> **Direction**: What follows is a listing to be transcribed exactly.

> **Data excerpts**:
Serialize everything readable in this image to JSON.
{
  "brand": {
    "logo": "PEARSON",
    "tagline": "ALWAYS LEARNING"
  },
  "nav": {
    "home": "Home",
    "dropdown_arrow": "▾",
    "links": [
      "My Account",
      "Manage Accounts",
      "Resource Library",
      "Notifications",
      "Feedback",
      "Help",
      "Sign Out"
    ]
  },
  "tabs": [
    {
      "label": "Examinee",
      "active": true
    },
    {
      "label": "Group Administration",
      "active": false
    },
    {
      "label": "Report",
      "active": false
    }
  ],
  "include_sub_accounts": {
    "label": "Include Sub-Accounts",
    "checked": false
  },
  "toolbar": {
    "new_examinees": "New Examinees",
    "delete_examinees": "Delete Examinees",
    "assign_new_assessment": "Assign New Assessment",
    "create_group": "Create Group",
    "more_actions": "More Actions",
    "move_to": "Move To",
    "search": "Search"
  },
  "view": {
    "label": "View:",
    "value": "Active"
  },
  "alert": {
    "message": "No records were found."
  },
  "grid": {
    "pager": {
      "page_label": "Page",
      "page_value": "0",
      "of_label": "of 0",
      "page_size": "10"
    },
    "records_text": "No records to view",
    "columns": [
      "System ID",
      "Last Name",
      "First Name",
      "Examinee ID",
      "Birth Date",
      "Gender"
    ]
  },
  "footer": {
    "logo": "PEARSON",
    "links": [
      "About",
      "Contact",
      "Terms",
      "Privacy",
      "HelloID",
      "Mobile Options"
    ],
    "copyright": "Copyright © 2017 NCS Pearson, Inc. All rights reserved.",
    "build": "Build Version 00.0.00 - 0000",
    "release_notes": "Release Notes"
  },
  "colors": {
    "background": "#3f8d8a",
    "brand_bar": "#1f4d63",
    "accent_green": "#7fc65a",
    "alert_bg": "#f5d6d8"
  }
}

> **Answer for the task**:
Serialize everything readable in this image to JSON.
{
  "brand": {
    "logo": "PEARSON",
    "tagline": "ALWAYS LEARNING"
  },
  "nav": {
    "home": "Home",
    "dropdown_arrow": "▾",
    "links": [
      "My Account",
      "Manage Accounts",
      "Resource Library",
      "Notifications",
      "Feedback",
      "Help",
      "Sign Out"
    ]
  },
  "tabs": [
    {
      "label": "Examinee",
      "active": true
    },
    {
      "label": "Group Administration",
      "active": false
    },
    {
      "label": "Report",
      "active": false
    }
  ],
  "include_sub_accounts": {
    "label": "Include Sub-Accounts",
    "checked": false
  },
  "toolbar": {
    "new_examinees": "New Examinees",
    "delete_examinees": "Delete Examinees",
    "assign_new_assessment": "Assign New Assessment",
    "create_group": "Create Group",
    "more_actions": "More Actions",
    "move_to": "Move To",
    "search": "Search"
  },
  "view": {
    "label": "View:",
    "value": "Active"
  },
  "alert": {
    "message": "No records were found."
  },
  "grid": {
    "pager": {
      "page_label": "Page",
      "page_value": "0",
      "of_label": "of 0",
      "page_size": "10"
    },
    "records_text": "No records to view",
    "columns": [
      "System ID",
      "Last Name",
      "First Name",
      "Examinee ID",
      "Birth Date",
      "Gender"
    ]
  },
  "footer": {
    "logo": "PEARSON",
    "links": [
      "About",
      "Contact",
      "Terms",
      "Privacy",
      "HelloID",
      "Mobile Options"
    ],
    "copyright": "Copyright © 2017 NCS Pearson, Inc. All rights reserved.",
    "build": "Build Version 00.0.00 - 0000",
    "release_notes": "Release Notes"
  },
  "colors": {
    "background": "#3f8d8a",
    "brand_bar": "#1f4d63",
    "accent_green": "#7fc65a",
    "alert_bg": "#f5d6d8"
  }
}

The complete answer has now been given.